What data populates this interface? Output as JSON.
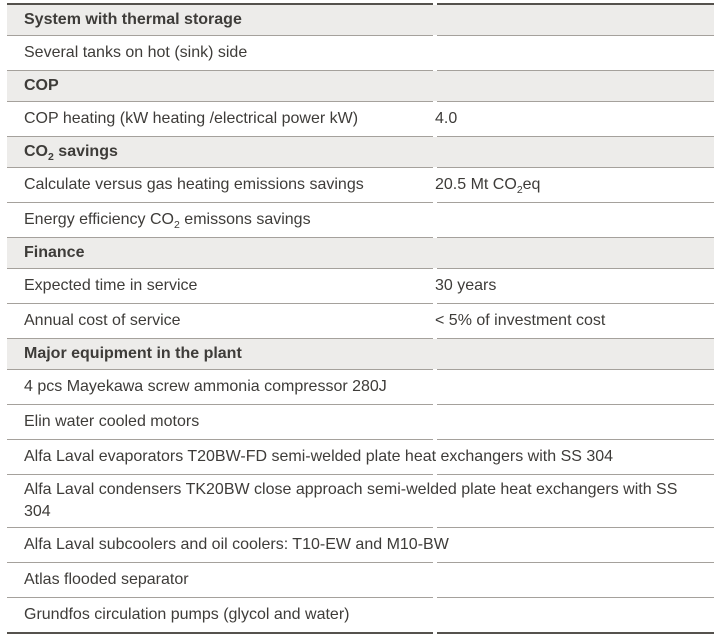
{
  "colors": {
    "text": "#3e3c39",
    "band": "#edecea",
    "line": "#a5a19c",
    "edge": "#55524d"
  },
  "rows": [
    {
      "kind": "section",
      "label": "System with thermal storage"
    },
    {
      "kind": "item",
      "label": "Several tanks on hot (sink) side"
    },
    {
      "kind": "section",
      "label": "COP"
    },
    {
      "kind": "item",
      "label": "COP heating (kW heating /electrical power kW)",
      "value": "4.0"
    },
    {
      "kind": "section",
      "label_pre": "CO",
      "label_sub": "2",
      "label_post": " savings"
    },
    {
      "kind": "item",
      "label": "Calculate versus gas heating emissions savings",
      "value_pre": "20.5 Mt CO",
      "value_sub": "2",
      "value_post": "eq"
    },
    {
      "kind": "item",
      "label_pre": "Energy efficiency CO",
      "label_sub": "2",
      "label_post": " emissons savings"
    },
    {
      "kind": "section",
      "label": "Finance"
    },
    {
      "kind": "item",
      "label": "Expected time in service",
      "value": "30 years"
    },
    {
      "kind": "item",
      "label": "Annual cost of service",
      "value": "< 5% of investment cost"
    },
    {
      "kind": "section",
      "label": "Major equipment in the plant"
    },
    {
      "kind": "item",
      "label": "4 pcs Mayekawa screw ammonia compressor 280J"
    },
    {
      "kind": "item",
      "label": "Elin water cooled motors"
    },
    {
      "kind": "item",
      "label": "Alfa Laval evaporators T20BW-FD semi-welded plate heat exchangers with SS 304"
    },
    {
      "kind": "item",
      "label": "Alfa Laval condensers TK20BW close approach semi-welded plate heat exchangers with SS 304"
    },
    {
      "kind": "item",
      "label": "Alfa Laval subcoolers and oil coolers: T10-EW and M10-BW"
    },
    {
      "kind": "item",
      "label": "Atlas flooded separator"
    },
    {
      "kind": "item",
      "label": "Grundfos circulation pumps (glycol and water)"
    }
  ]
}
--------------------
### Required work
Search the entries for the word "Laval" and pick out every line that holds it.

### Reply to the exercise
      "label": "Alfa Laval evaporators T20BW-FD semi-welded plate heat exchangers with SS 304"
      "label": "Alfa Laval condensers TK20BW close approach semi-welded plate heat exchangers with SS 304"
      "label": "Alfa Laval subcoolers and oil coolers: T10-EW and M10-BW"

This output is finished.